[SHORT EXERCISE] Show all lines that include the string "Frentana"; copy each one.

[EXTRACTED MATERIAL]
==================================================

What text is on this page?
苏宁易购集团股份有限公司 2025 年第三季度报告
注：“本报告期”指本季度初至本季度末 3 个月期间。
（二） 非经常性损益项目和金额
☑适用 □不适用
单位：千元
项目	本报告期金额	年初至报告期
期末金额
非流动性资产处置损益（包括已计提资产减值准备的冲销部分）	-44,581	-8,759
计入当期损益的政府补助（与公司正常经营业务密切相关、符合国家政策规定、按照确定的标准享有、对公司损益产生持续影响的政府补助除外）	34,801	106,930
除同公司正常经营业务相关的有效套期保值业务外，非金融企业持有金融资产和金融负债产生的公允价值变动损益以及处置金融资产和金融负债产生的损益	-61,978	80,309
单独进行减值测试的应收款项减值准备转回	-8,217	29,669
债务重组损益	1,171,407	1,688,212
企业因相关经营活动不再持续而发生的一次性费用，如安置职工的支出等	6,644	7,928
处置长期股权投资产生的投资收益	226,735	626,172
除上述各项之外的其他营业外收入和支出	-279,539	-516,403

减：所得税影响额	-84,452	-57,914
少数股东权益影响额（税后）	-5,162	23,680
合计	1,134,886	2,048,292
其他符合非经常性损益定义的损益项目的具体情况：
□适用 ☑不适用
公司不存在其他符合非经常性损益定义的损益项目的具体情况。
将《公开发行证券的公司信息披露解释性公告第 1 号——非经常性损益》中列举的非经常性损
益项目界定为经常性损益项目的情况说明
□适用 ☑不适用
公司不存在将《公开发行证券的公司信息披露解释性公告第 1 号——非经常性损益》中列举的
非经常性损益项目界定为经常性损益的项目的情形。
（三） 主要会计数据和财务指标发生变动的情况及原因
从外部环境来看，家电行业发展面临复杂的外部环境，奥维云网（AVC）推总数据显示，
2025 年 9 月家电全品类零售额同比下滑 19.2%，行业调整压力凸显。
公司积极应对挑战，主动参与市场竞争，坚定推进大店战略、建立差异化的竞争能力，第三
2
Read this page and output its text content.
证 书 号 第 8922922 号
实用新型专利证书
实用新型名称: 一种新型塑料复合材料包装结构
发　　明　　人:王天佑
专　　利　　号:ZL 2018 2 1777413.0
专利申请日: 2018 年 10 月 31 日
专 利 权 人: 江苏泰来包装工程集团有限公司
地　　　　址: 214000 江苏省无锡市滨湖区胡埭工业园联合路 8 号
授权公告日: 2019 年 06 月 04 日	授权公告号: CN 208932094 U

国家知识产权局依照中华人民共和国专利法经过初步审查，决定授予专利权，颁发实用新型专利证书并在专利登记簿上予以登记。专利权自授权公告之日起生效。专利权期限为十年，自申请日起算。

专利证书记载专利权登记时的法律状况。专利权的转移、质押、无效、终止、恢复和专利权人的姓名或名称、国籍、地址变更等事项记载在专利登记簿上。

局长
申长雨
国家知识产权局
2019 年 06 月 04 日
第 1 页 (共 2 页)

==================================================

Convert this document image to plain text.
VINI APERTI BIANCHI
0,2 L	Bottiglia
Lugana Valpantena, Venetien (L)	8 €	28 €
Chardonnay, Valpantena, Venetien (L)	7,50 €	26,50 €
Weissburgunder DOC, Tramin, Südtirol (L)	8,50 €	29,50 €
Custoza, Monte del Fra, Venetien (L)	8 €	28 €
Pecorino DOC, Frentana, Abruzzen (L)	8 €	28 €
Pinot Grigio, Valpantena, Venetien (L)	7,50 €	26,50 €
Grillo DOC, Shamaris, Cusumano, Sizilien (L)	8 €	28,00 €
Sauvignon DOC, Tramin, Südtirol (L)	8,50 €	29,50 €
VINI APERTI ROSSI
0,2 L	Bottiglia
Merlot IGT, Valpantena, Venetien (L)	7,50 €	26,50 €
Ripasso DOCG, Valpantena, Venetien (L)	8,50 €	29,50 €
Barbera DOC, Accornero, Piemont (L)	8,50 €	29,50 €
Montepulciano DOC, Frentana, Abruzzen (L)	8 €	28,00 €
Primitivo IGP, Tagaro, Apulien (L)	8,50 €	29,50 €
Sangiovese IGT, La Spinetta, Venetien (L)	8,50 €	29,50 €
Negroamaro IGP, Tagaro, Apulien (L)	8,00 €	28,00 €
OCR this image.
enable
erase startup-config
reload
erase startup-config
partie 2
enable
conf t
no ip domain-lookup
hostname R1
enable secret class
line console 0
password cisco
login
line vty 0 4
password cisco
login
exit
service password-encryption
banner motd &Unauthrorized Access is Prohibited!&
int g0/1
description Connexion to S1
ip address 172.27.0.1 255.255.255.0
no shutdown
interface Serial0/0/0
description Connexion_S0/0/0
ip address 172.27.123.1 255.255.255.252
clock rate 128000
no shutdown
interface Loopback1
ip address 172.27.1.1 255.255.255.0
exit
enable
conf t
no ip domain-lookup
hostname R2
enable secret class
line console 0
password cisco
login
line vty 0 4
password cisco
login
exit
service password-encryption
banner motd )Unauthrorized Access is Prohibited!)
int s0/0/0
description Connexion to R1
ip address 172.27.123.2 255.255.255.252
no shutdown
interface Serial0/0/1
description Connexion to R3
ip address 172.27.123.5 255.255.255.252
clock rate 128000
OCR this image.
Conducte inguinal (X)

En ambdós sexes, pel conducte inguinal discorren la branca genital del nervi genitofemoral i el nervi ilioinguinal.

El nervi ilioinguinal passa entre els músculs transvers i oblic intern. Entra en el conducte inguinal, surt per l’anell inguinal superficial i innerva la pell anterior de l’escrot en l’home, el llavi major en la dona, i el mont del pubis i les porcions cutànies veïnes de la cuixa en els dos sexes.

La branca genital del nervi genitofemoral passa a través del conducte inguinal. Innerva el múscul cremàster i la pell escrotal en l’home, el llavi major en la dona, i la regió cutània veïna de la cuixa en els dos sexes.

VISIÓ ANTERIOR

==================================================

[EXERCISE SOLUTION]
Pecorino DOC, Frentana, Abruzzen (L)	8 €	28 €
Montepulciano DOC, Frentana, Abruzzen (L)	8 €	28,00 €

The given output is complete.